**Exercise brief**
Reproduce the entries exactly.

**Supplied records**
+---+

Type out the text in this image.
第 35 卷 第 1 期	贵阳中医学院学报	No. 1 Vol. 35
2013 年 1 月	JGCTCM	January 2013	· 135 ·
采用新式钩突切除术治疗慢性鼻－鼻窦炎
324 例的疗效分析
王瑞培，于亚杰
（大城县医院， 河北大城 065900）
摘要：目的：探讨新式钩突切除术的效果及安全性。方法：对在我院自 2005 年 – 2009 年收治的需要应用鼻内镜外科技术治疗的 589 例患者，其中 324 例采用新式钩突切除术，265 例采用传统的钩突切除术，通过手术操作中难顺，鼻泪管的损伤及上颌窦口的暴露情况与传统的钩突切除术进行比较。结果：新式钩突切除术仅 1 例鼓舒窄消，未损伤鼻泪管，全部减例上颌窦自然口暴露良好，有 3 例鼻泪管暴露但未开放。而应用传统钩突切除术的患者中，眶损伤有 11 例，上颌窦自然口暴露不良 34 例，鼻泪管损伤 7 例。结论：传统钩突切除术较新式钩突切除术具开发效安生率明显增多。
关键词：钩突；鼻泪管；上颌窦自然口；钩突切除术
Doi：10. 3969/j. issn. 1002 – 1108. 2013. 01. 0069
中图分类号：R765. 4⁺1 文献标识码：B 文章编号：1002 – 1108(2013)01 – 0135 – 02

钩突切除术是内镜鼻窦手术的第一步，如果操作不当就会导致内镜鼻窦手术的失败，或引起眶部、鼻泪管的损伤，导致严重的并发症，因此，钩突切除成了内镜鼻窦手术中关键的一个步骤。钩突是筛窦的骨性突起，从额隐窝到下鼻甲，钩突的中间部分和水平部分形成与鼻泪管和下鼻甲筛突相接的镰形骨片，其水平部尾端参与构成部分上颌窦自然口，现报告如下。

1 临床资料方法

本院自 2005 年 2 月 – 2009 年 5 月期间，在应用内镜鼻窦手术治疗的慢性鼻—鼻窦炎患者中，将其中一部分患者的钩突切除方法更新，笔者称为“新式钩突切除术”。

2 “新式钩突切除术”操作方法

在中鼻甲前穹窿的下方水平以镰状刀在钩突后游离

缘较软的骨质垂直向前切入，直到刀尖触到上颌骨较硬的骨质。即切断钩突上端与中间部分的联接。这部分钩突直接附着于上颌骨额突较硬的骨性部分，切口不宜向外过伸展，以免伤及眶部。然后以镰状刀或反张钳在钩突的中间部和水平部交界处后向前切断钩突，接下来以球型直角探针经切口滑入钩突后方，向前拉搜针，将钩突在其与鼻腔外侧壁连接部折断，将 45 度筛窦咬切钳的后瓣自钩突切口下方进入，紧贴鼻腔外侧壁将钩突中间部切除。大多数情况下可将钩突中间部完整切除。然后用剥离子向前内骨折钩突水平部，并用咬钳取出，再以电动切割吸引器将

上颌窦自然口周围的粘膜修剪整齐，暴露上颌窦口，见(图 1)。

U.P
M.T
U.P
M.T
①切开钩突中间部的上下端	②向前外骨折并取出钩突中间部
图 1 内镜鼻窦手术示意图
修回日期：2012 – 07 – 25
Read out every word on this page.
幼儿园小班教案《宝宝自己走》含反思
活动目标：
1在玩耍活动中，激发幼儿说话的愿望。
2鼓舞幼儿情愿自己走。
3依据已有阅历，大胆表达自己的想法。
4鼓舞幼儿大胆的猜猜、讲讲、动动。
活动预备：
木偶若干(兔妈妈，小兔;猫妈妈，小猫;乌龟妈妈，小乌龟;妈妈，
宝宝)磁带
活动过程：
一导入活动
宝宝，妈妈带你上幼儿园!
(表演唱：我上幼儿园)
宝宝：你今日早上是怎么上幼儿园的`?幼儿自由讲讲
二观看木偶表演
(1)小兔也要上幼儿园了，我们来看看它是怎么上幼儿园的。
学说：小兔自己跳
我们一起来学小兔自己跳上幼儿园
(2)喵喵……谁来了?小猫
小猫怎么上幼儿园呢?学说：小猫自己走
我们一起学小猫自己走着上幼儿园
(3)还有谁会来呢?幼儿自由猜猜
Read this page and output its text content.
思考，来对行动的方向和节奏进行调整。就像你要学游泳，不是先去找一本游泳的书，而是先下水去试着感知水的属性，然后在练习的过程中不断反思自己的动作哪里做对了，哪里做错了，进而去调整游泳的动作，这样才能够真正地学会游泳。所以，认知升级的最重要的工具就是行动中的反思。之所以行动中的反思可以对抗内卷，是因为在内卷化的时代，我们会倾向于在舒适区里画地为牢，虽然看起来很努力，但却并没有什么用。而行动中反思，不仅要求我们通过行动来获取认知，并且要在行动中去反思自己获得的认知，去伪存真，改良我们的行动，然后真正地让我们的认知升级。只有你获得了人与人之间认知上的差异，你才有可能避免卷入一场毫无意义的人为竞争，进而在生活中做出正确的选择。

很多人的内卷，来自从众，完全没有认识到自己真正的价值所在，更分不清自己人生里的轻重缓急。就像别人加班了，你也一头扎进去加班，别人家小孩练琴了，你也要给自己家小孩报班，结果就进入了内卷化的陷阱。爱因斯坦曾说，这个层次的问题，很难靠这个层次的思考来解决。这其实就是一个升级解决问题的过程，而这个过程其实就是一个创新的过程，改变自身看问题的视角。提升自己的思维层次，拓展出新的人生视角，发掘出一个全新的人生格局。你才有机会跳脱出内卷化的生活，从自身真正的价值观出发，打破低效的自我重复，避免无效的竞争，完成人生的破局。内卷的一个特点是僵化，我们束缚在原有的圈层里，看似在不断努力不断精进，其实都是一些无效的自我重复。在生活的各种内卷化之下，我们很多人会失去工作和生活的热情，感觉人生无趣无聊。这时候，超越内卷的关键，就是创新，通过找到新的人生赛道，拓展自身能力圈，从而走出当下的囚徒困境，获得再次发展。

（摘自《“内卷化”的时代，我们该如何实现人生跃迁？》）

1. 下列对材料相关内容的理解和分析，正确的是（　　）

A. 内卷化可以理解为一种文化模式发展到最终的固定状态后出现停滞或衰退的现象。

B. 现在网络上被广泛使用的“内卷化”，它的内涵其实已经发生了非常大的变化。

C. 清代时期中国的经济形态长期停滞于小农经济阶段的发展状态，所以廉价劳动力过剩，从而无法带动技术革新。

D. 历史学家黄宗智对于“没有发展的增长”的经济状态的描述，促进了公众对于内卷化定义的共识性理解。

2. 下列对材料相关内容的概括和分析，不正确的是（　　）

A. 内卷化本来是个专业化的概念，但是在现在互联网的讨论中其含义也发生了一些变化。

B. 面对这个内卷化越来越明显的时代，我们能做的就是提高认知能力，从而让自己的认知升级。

+---+

**Exercise solution**
Type out the text in this image.
第 35 卷 第 1 期	贵阳中医学院学报	No. 1 Vol. 35
2013 年 1 月	JGCTCM	January 2013	· 135 ·
采用新式钩突切除术治疗慢性鼻－鼻窦炎
324 例的疗效分析
王瑞培，于亚杰
（大城县医院， 河北大城 065900）
摘要：目的：探讨新式钩突切除术的效果及安全性。方法：对在我院自 2005 年 – 2009 年收治的需要应用鼻内镜外科技术治疗的 589 例患者，其中 324 例采用新式钩突切除术，265 例采用传统的钩突切除术，通过手术操作中难顺，鼻泪管的损伤及上颌窦口的暴露情况与传统的钩突切除术进行比较。结果：新式钩突切除术仅 1 例鼓舒窄消，未损伤鼻泪管，全部减例上颌窦自然口暴露良好，有 3 例鼻泪管暴露但未开放。而应用传统钩突切除术的患者中，眶损伤有 11 例，上颌窦自然口暴露不良 34 例，鼻泪管损伤 7 例。结论：传统钩突切除术较新式钩突切除术具开发效安生率明显增多。
关键词：钩突；鼻泪管；上颌窦自然口；钩突切除术
Doi：10. 3969/j. issn. 1002 – 1108. 2013. 01. 0069
中图分类号：R765. 4⁺1 文献标识码：B 文章编号：1002 – 1108(2013)01 – 0135 – 02

钩突切除术是内镜鼻窦手术的第一步，如果操作不当就会导致内镜鼻窦手术的失败，或引起眶部、鼻泪管的损伤，导致严重的并发症，因此，钩突切除成了内镜鼻窦手术中关键的一个步骤。钩突是筛窦的骨性突起，从额隐窝到下鼻甲，钩突的中间部分和水平部分形成与鼻泪管和下鼻甲筛突相接的镰形骨片，其水平部尾端参与构成部分上颌窦自然口，现报告如下。

1 临床资料方法

本院自 2005 年 2 月 – 2009 年 5 月期间，在应用内镜鼻窦手术治疗的慢性鼻—鼻窦炎患者中，将其中一部分患者的钩突切除方法更新，笔者称为“新式钩突切除术”。

2 “新式钩突切除术”操作方法

在中鼻甲前穹窿的下方水平以镰状刀在钩突后游离

缘较软的骨质垂直向前切入，直到刀尖触到上颌骨较硬的骨质。即切断钩突上端与中间部分的联接。这部分钩突直接附着于上颌骨额突较硬的骨性部分，切口不宜向外过伸展，以免伤及眶部。然后以镰状刀或反张钳在钩突的中间部和水平部交界处后向前切断钩突，接下来以球型直角探针经切口滑入钩突后方，向前拉搜针，将钩突在其与鼻腔外侧壁连接部折断，将 45 度筛窦咬切钳的后瓣自钩突切口下方进入，紧贴鼻腔外侧壁将钩突中间部切除。大多数情况下可将钩突中间部完整切除。然后用剥离子向前内骨折钩突水平部，并用咬钳取出，再以电动切割吸引器将

上颌窦自然口周围的粘膜修剪整齐，暴露上颌窦口，见(图 1)。

U.P
M.T
U.P
M.T
①切开钩突中间部的上下端	②向前外骨折并取出钩突中间部
图 1 内镜鼻窦手术示意图
修回日期：2012 – 07 – 25
Read out every word on this page.
幼儿园小班教案《宝宝自己走》含反思
活动目标：
1在玩耍活动中，激发幼儿说话的愿望。
2鼓舞幼儿情愿自己走。
3依据已有阅历，大胆表达自己的想法。
4鼓舞幼儿大胆的猜猜、讲讲、动动。
活动预备：
木偶若干(兔妈妈，小兔;猫妈妈，小猫;乌龟妈妈，小乌龟;妈妈，
宝宝)磁带
活动过程：
一导入活动
宝宝，妈妈带你上幼儿园!
(表演唱：我上幼儿园)
宝宝：你今日早上是怎么上幼儿园的`?幼儿自由讲讲
二观看木偶表演
(1)小兔也要上幼儿园了，我们来看看它是怎么上幼儿园的。
学说：小兔自己跳
我们一起来学小兔自己跳上幼儿园
(2)喵喵……谁来了?小猫
小猫怎么上幼儿园呢?学说：小猫自己走
我们一起学小猫自己走着上幼儿园
(3)还有谁会来呢?幼儿自由猜猜
Read this page and output its text content.
思考，来对行动的方向和节奏进行调整。就像你要学游泳，不是先去找一本游泳的书，而是先下水去试着感知水的属性，然后在练习的过程中不断反思自己的动作哪里做对了，哪里做错了，进而去调整游泳的动作，这样才能够真正地学会游泳。所以，认知升级的最重要的工具就是行动中的反思。之所以行动中的反思可以对抗内卷，是因为在内卷化的时代，我们会倾向于在舒适区里画地为牢，虽然看起来很努力，但却并没有什么用。而行动中反思，不仅要求我们通过行动来获取认知，并且要在行动中去反思自己获得的认知，去伪存真，改良我们的行动，然后真正地让我们的认知升级。只有你获得了人与人之间认知上的差异，你才有可能避免卷入一场毫无意义的人为竞争，进而在生活中做出正确的选择。

很多人的内卷，来自从众，完全没有认识到自己真正的价值所在，更分不清自己人生里的轻重缓急。就像别人加班了，你也一头扎进去加班，别人家小孩练琴了，你也要给自己家小孩报班，结果就进入了内卷化的陷阱。爱因斯坦曾说，这个层次的问题，很难靠这个层次的思考来解决。这其实就是一个升级解决问题的过程，而这个过程其实就是一个创新的过程，改变自身看问题的视角。提升自己的思维层次，拓展出新的人生视角，发掘出一个全新的人生格局。你才有机会跳脱出内卷化的生活，从自身真正的价值观出发，打破低效的自我重复，避免无效的竞争，完成人生的破局。内卷的一个特点是僵化，我们束缚在原有的圈层里，看似在不断努力不断精进，其实都是一些无效的自我重复。在生活的各种内卷化之下，我们很多人会失去工作和生活的热情，感觉人生无趣无聊。这时候，超越内卷的关键，就是创新，通过找到新的人生赛道，拓展自身能力圈，从而走出当下的囚徒困境，获得再次发展。

（摘自《“内卷化”的时代，我们该如何实现人生跃迁？》）

1. 下列对材料相关内容的理解和分析，正确的是（　　）

A. 内卷化可以理解为一种文化模式发展到最终的固定状态后出现停滞或衰退的现象。

B. 现在网络上被广泛使用的“内卷化”，它的内涵其实已经发生了非常大的变化。

C. 清代时期中国的经济形态长期停滞于小农经济阶段的发展状态，所以廉价劳动力过剩，从而无法带动技术革新。

D. 历史学家黄宗智对于“没有发展的增长”的经济状态的描述，促进了公众对于内卷化定义的共识性理解。

2. 下列对材料相关内容的概括和分析，不正确的是（　　）

A. 内卷化本来是个专业化的概念，但是在现在互联网的讨论中其含义也发生了一些变化。

B. 面对这个内卷化越来越明显的时代，我们能做的就是提高认知能力，从而让自己的认知升级。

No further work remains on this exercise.